(Rows from a dataset)
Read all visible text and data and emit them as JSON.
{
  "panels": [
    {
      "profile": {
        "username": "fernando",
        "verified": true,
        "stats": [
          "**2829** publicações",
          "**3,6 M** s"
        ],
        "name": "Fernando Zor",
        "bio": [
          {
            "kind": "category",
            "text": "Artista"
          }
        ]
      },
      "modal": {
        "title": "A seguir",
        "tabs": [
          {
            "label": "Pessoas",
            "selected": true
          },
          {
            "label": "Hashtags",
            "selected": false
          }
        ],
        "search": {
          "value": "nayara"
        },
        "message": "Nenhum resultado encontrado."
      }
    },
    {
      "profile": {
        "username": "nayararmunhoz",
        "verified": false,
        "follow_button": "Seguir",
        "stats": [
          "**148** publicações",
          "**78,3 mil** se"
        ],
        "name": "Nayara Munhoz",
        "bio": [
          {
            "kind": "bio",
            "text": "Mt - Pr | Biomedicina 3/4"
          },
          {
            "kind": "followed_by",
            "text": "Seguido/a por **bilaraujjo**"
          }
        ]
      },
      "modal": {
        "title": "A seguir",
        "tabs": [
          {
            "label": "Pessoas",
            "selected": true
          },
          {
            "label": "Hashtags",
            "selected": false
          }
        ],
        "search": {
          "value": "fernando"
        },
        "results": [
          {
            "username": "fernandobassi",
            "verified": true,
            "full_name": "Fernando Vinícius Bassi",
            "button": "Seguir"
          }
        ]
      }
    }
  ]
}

---

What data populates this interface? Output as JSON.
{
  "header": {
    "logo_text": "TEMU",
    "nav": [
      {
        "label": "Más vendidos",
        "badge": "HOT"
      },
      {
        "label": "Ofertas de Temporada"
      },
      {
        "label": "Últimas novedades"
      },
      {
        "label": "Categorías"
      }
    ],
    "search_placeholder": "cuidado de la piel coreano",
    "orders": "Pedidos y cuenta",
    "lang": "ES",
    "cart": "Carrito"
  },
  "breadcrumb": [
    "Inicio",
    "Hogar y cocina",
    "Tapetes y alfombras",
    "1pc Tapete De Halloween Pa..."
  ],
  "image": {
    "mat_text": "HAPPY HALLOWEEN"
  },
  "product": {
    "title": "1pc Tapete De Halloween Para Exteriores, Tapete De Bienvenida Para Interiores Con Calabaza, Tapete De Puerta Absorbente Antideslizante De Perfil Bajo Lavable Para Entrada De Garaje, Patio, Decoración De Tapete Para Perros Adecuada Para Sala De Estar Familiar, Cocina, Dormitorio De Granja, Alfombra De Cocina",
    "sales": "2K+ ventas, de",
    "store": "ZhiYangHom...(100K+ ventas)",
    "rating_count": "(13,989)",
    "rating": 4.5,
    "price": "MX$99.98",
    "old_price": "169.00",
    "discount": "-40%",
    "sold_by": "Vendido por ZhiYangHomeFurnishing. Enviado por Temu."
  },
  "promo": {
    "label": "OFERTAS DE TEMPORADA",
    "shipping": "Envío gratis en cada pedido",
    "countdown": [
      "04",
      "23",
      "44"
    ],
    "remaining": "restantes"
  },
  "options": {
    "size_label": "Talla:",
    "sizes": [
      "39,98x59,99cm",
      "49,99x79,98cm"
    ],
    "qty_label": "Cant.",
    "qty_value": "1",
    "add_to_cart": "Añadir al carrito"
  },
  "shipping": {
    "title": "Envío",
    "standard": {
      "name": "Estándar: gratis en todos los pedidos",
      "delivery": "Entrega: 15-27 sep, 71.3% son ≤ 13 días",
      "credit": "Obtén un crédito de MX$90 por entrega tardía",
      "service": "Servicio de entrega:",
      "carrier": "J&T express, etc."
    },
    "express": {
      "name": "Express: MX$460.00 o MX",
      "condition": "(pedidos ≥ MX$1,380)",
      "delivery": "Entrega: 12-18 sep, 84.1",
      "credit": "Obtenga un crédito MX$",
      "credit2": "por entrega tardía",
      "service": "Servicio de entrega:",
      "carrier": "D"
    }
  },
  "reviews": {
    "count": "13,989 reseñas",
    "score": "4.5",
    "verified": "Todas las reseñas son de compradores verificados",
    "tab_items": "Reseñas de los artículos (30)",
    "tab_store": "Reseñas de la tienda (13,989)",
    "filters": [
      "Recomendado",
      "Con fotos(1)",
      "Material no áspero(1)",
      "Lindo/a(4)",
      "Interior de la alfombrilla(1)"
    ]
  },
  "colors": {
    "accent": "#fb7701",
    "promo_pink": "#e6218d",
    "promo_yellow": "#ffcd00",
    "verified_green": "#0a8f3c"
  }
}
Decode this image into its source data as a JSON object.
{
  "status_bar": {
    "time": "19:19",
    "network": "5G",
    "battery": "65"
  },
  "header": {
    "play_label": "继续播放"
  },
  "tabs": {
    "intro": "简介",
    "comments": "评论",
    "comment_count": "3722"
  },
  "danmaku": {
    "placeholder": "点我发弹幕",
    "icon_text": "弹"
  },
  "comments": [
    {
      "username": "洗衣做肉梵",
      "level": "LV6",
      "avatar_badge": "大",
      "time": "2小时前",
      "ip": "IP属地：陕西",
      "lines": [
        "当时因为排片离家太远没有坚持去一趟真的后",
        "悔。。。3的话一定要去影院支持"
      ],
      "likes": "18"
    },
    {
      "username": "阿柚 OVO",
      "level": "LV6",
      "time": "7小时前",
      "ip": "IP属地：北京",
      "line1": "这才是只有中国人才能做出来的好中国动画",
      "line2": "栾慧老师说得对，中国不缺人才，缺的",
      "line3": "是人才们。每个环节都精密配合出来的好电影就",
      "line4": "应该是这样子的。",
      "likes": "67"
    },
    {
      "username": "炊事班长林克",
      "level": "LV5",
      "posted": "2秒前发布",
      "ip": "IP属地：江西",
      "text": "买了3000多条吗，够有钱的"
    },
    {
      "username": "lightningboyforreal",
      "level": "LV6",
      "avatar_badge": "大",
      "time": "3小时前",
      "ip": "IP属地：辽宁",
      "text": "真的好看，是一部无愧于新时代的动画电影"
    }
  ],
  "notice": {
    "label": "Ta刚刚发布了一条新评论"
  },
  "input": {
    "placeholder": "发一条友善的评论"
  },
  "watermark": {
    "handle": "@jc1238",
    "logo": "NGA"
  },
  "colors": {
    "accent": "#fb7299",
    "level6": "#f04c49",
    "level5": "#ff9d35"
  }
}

---

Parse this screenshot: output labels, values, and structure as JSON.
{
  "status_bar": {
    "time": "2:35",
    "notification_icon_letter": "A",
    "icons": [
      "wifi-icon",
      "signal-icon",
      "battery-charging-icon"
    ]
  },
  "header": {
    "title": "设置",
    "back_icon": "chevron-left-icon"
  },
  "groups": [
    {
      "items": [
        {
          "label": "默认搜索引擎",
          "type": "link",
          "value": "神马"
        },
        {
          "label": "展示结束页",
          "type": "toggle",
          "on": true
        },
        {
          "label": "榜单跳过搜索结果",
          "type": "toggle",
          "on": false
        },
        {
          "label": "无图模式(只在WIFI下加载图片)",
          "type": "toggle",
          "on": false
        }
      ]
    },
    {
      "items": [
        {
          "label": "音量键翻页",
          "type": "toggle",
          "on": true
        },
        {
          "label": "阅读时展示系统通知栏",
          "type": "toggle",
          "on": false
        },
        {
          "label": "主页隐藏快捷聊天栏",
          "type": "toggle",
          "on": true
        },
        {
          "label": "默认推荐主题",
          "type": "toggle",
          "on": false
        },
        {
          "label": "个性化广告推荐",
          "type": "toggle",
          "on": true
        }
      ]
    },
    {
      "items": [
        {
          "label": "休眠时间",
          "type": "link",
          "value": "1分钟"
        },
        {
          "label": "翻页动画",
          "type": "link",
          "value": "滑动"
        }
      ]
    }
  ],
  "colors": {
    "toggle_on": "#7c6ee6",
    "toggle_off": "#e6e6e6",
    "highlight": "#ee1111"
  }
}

Goal:
Which lines above contain the word "Envío"? Copy each of them.

Output for this task:
    "shipping": "Envío gratis en cada pedido",
    "title": "Envío",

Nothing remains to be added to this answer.